Registros disponibles.
####

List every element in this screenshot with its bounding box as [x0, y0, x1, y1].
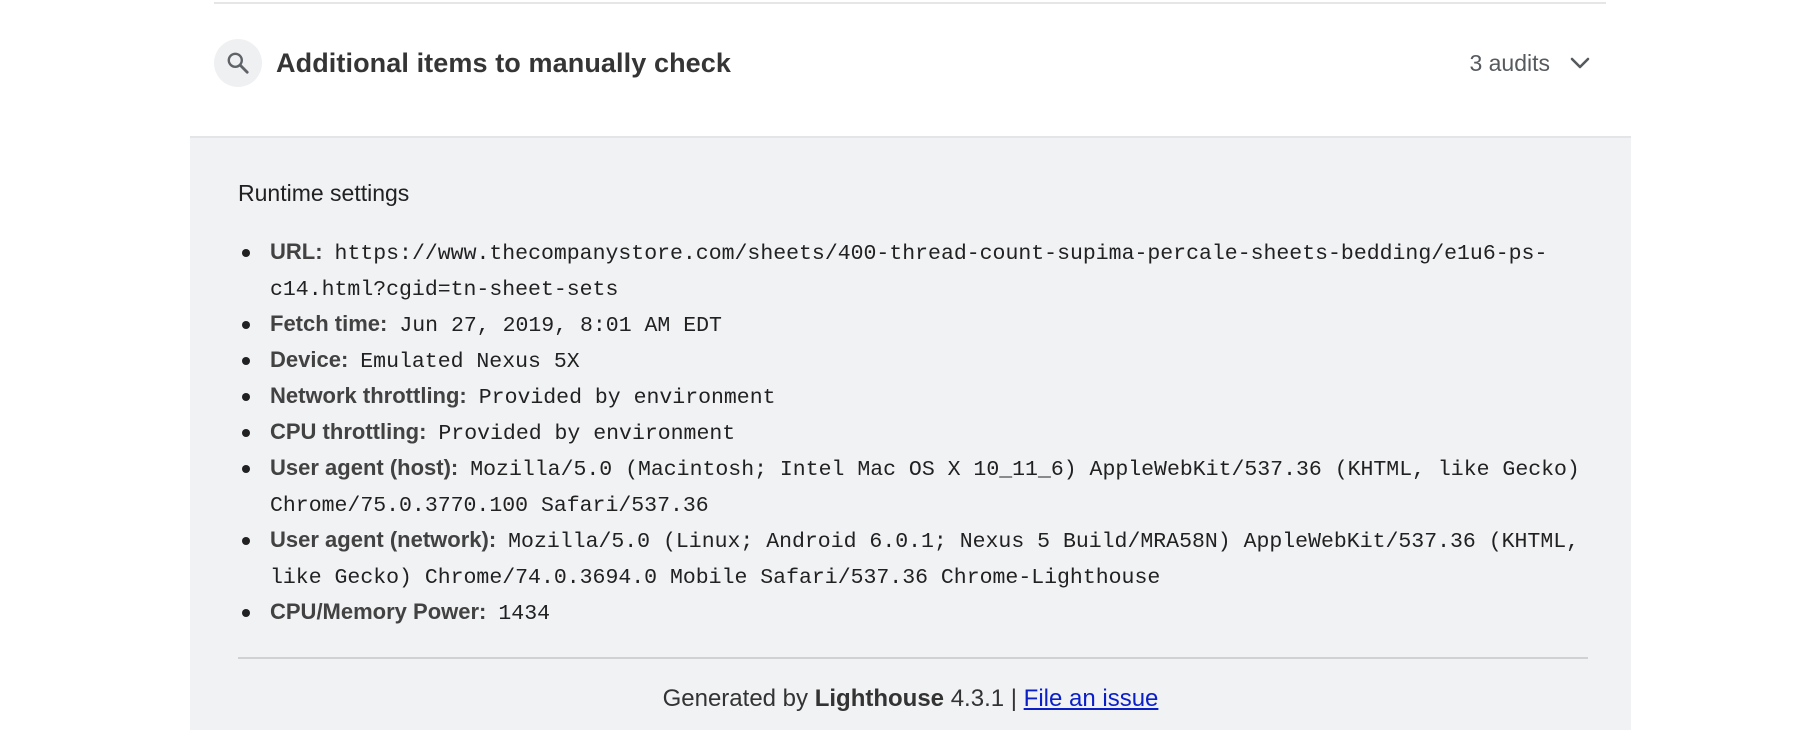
manual-check-group-header[interactable]: Additional items to manually check 3 aud… [214, 37, 1606, 89]
chevron-down-icon[interactable] [1568, 51, 1592, 75]
audit-count: 3 audits [1469, 49, 1550, 76]
bullet-icon [242, 609, 250, 617]
bullet-icon [242, 357, 250, 365]
report-footer: Runtime settings URL: https://www.thecomp… [190, 136, 1631, 730]
bullet-icon [242, 393, 250, 401]
bullet-icon [242, 465, 250, 473]
group-title: Additional items to manually check [276, 47, 732, 78]
setting-value: Provided by environment [438, 422, 736, 446]
setting-name: Network throttling: [270, 383, 467, 408]
list-item: User agent (host): Mozilla/5.0 (Macintosh… [238, 451, 1588, 523]
bullet-icon [242, 321, 250, 329]
setting-name: Device: [270, 347, 349, 372]
setting-value: 1434 [498, 602, 550, 626]
setting-name: User agent (host): [270, 455, 459, 480]
setting-name: Fetch time: [270, 311, 388, 336]
list-item: URL: https://www.thecompanystore.com/shee… [238, 235, 1588, 307]
list-item: CPU throttling: Provided by environment [238, 415, 1588, 451]
setting-value: Provided by environment [478, 386, 776, 410]
setting-value: Mozilla/5.0 (Macintosh; Intel Mac OS X 1… [270, 458, 1580, 518]
setting-value: https://www.thecompanystore.com/sheets/4… [270, 242, 1548, 302]
setting-value: Jun 27, 2019, 8:01 AM EDT [399, 314, 722, 338]
runtime-settings-list: URL: https://www.thecompanystore.com/shee… [238, 235, 1588, 631]
bullet-icon [242, 249, 250, 257]
generated-prefix: Generated by [662, 685, 809, 712]
setting-name: CPU/Memory Power: [270, 599, 487, 624]
setting-value: Emulated Nexus 5X [360, 350, 580, 374]
lighthouse-report-page: Additional items to manually check 3 aud… [0, 0, 1818, 730]
generated-by-line: Generated by Lighthouse 4.3.1 | File an … [190, 685, 1631, 713]
bullet-icon [242, 429, 250, 437]
product-version: 4.3.1 | [950, 685, 1017, 712]
setting-name: URL: [270, 239, 323, 264]
list-item: User agent (network): Mozilla/5.0 (Linux;… [238, 523, 1588, 595]
list-item: Device: Emulated Nexus 5X [238, 343, 1588, 379]
bullet-icon [242, 537, 250, 545]
file-issue-link[interactable]: File an issue [1024, 685, 1159, 712]
section-divider [214, 2, 1606, 4]
runtime-settings-title: Runtime settings [238, 180, 410, 206]
list-item: Network throttling: Provided by environme… [238, 379, 1588, 415]
group-toggle[interactable]: 3 audits [1469, 50, 1592, 77]
product-name: Lighthouse [814, 685, 945, 712]
footer-divider [238, 657, 1588, 659]
search-icon [214, 39, 262, 87]
setting-name: User agent (network): [270, 527, 497, 552]
list-item: Fetch time: Jun 27, 2019, 8:01 AM EDT [238, 307, 1588, 343]
setting-name: CPU throttling: [270, 419, 427, 444]
list-item: CPU/Memory Power: 1434 [238, 595, 1588, 631]
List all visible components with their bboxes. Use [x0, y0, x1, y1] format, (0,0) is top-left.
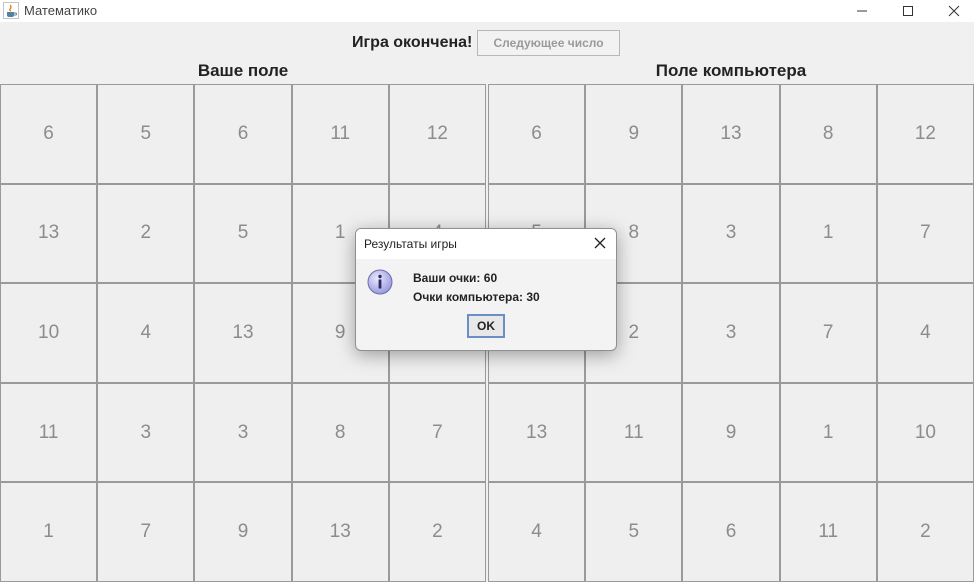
board-cell[interactable]: 4 — [876, 283, 974, 383]
board-cell[interactable]: 11 — [585, 382, 683, 483]
minimize-icon — [857, 10, 867, 12]
board-cell[interactable]: 2 — [97, 183, 195, 284]
board-cell[interactable]: 8 — [779, 84, 877, 184]
info-icon — [367, 269, 393, 295]
board-cell[interactable]: 6 — [0, 84, 98, 184]
next-number-button[interactable]: Следующее число — [477, 30, 620, 56]
computer-score-text: Очки компьютера: 30 — [413, 290, 540, 304]
board-cell[interactable]: 11 — [291, 84, 389, 184]
close-window-button[interactable] — [931, 0, 974, 22]
board-cell[interactable]: 13 — [0, 183, 98, 284]
window-title: Математико — [24, 3, 98, 18]
board-cell[interactable]: 3 — [682, 183, 780, 284]
player-board-title: Ваше поле — [197, 61, 289, 80]
board-cell[interactable]: 7 — [779, 283, 877, 383]
board-cell[interactable]: 13 — [194, 283, 292, 383]
board-cell[interactable]: 7 — [97, 482, 195, 582]
maximize-button[interactable] — [885, 0, 931, 22]
board-cell[interactable]: 6 — [194, 84, 292, 184]
board-cell[interactable]: 6 — [488, 84, 586, 184]
dialog-title: Результаты игры — [364, 237, 457, 251]
board-cell[interactable]: 13 — [291, 482, 389, 582]
board-cell[interactable]: 1 — [779, 183, 877, 284]
board-cell[interactable]: 5 — [97, 84, 195, 184]
board-cell[interactable]: 12 — [876, 84, 974, 184]
board-cell[interactable]: 3 — [194, 382, 292, 483]
computer-board-title: Поле компьютера — [655, 61, 807, 80]
board-cell[interactable]: 6 — [682, 482, 780, 582]
board-cell[interactable]: 11 — [779, 482, 877, 582]
board-cell[interactable]: 1 — [779, 382, 877, 483]
close-icon[interactable] — [592, 235, 608, 251]
dialog-titlebar: Результаты игры — [356, 229, 616, 259]
ok-button[interactable]: OK — [467, 314, 505, 338]
board-cell[interactable]: 10 — [876, 382, 974, 483]
board-cell[interactable]: 9 — [585, 84, 683, 184]
maximize-icon — [903, 6, 913, 16]
board-cell[interactable]: 1 — [0, 482, 98, 582]
game-over-label: Игра окончена! — [352, 34, 473, 51]
board-cell[interactable]: 2 — [876, 482, 974, 582]
board-cell[interactable]: 5 — [585, 482, 683, 582]
board-cell[interactable]: 2 — [388, 482, 486, 582]
java-cup-icon — [3, 2, 19, 19]
board-cell[interactable]: 11 — [0, 382, 98, 483]
board-cell[interactable]: 9 — [194, 482, 292, 582]
minimize-button[interactable] — [839, 0, 885, 22]
board-cell[interactable]: 9 — [682, 382, 780, 483]
close-icon — [948, 5, 960, 17]
board-cell[interactable]: 12 — [388, 84, 486, 184]
board-cell[interactable]: 5 — [194, 183, 292, 284]
board-cell[interactable]: 10 — [0, 283, 98, 383]
board-cell[interactable]: 4 — [97, 283, 195, 383]
board-cell[interactable]: 7 — [388, 382, 486, 483]
board-cell[interactable]: 4 — [488, 482, 586, 582]
board-cell[interactable]: 13 — [682, 84, 780, 184]
board-cell[interactable]: 3 — [97, 382, 195, 483]
player-score-text: Ваши очки: 60 — [413, 271, 498, 285]
board-cell[interactable]: 13 — [488, 382, 586, 483]
results-dialog: Результаты игры Ваши очки: 60 Очки компь… — [355, 228, 617, 351]
board-cell[interactable]: 3 — [682, 283, 780, 383]
window-titlebar: Математико — [0, 0, 974, 22]
board-cell[interactable]: 8 — [291, 382, 389, 483]
board-cell[interactable]: 7 — [876, 183, 974, 284]
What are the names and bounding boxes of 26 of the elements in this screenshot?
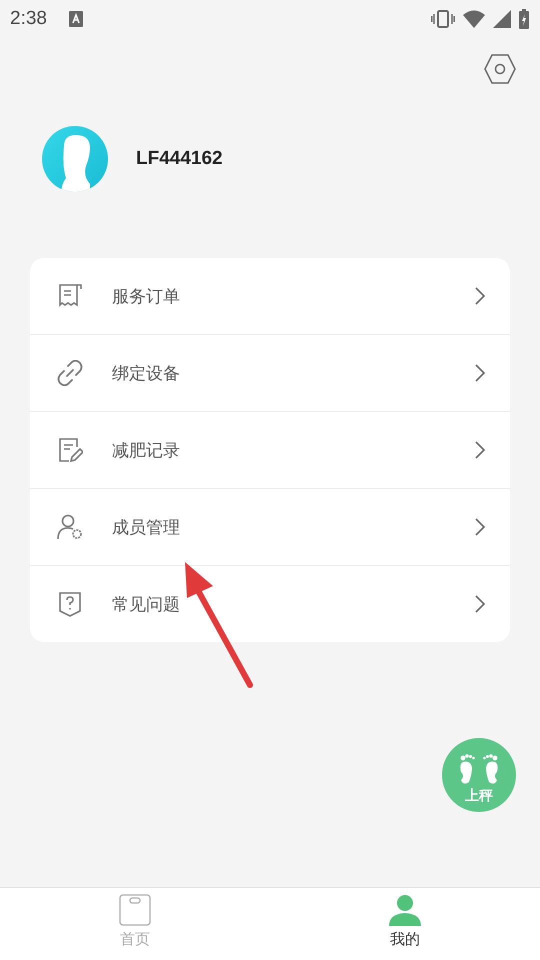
person-icon xyxy=(389,894,421,926)
signal-icon xyxy=(493,10,511,28)
nav-tab[interactable]: 我的 xyxy=(270,888,540,960)
keyboard-icon xyxy=(68,11,83,27)
wifi-icon xyxy=(463,10,485,28)
scale-icon xyxy=(119,894,151,926)
chevron-icon xyxy=(474,363,486,383)
chevron-icon xyxy=(474,440,486,460)
person-gear-icon xyxy=(57,514,83,540)
receipt-icon xyxy=(57,283,83,309)
menu-item[interactable]: 减肥记录 xyxy=(30,412,510,489)
menu-item[interactable]: 服务订单 xyxy=(30,258,510,335)
link-icon xyxy=(57,360,83,386)
chevron-icon xyxy=(474,517,486,537)
battery-icon xyxy=(519,9,529,29)
status-time: 2:38 xyxy=(10,8,47,30)
menu-item[interactable]: 绑定设备 xyxy=(30,335,510,412)
menu-item[interactable]: 常见问题 xyxy=(30,566,510,642)
note-icon xyxy=(57,437,83,463)
settings-icon[interactable] xyxy=(484,54,516,84)
question-icon xyxy=(57,591,83,617)
chevron-icon xyxy=(474,594,486,614)
vibrate-icon xyxy=(431,10,455,28)
chevron-icon xyxy=(474,286,486,306)
menu-item[interactable]: 成员管理 xyxy=(30,489,510,566)
user-name: LF444162 xyxy=(136,148,223,170)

####

Tu objetivo.
Transcribe sin cambios las líneas de los registros, empezando por la que contiene "manual-check-group-header[interactable]: Additional items" y siguiendo hasta la que contiene "bullet-icon [242, 357, 250, 365]", ambas incluidas.

Resultado correcto.
manual-check-group-header[interactable]: Additional items to manually check 3 aud… [214, 37, 1606, 89]
chevron-down-icon[interactable] [1568, 51, 1592, 75]
audit-count: 3 audits [1469, 49, 1550, 76]
bullet-icon [242, 609, 250, 617]
bullet-icon [242, 357, 250, 365]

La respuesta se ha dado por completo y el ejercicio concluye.